Data entries
::::

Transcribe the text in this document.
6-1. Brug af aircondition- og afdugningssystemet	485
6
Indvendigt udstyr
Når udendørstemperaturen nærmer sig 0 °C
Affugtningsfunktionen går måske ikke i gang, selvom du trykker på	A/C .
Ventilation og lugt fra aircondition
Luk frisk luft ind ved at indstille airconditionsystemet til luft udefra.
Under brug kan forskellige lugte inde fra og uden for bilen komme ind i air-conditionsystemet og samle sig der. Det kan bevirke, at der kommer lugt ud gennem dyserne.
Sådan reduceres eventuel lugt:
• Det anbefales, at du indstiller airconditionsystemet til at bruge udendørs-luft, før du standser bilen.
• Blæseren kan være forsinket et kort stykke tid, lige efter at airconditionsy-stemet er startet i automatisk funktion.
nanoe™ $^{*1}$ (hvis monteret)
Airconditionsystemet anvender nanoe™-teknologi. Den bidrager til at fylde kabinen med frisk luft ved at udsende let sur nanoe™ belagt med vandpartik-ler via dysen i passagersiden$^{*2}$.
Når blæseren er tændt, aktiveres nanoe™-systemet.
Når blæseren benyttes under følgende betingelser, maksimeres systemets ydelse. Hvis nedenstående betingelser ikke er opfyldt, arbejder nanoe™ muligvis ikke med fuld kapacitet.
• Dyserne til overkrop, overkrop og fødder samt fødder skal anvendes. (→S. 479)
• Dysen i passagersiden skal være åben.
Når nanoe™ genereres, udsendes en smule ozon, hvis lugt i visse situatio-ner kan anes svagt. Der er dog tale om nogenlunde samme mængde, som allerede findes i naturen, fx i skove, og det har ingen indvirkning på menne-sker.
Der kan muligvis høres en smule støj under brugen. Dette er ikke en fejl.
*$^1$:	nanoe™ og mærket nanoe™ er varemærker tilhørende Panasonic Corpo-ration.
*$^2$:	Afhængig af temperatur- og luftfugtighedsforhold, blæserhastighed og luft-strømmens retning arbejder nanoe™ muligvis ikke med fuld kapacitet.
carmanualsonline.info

::::

- **TASK BRIEF**
Repeat the entries above exactly, leaving nothing out.

- **CORRECT RESPONSE**
Transcribe the text in this document.
6-1. Brug af aircondition- og afdugningssystemet	485
6
Indvendigt udstyr
Når udendørstemperaturen nærmer sig 0 °C
Affugtningsfunktionen går måske ikke i gang, selvom du trykker på	A/C .
Ventilation og lugt fra aircondition
Luk frisk luft ind ved at indstille airconditionsystemet til luft udefra.
Under brug kan forskellige lugte inde fra og uden for bilen komme ind i air-conditionsystemet og samle sig der. Det kan bevirke, at der kommer lugt ud gennem dyserne.
Sådan reduceres eventuel lugt:
• Det anbefales, at du indstiller airconditionsystemet til at bruge udendørs-luft, før du standser bilen.
• Blæseren kan være forsinket et kort stykke tid, lige efter at airconditionsy-stemet er startet i automatisk funktion.
nanoe™ $^{*1}$ (hvis monteret)
Airconditionsystemet anvender nanoe™-teknologi. Den bidrager til at fylde kabinen med frisk luft ved at udsende let sur nanoe™ belagt med vandpartik-ler via dysen i passagersiden$^{*2}$.
Når blæseren er tændt, aktiveres nanoe™-systemet.
Når blæseren benyttes under følgende betingelser, maksimeres systemets ydelse. Hvis nedenstående betingelser ikke er opfyldt, arbejder nanoe™ muligvis ikke med fuld kapacitet.
• Dyserne til overkrop, overkrop og fødder samt fødder skal anvendes. (→S. 479)
• Dysen i passagersiden skal være åben.
Når nanoe™ genereres, udsendes en smule ozon, hvis lugt i visse situatio-ner kan anes svagt. Der er dog tale om nogenlunde samme mængde, som allerede findes i naturen, fx i skove, og det har ingen indvirkning på menne-sker.
Der kan muligvis høres en smule støj under brugen. Dette er ikke en fejl.
*$^1$:	nanoe™ og mærket nanoe™ er varemærker tilhørende Panasonic Corpo-ration.
*$^2$:	Afhængig af temperatur- og luftfugtighedsforhold, blæserhastighed og luft-strømmens retning arbejder nanoe™ muligvis ikke med fuld kapacitet.
carmanualsonline.info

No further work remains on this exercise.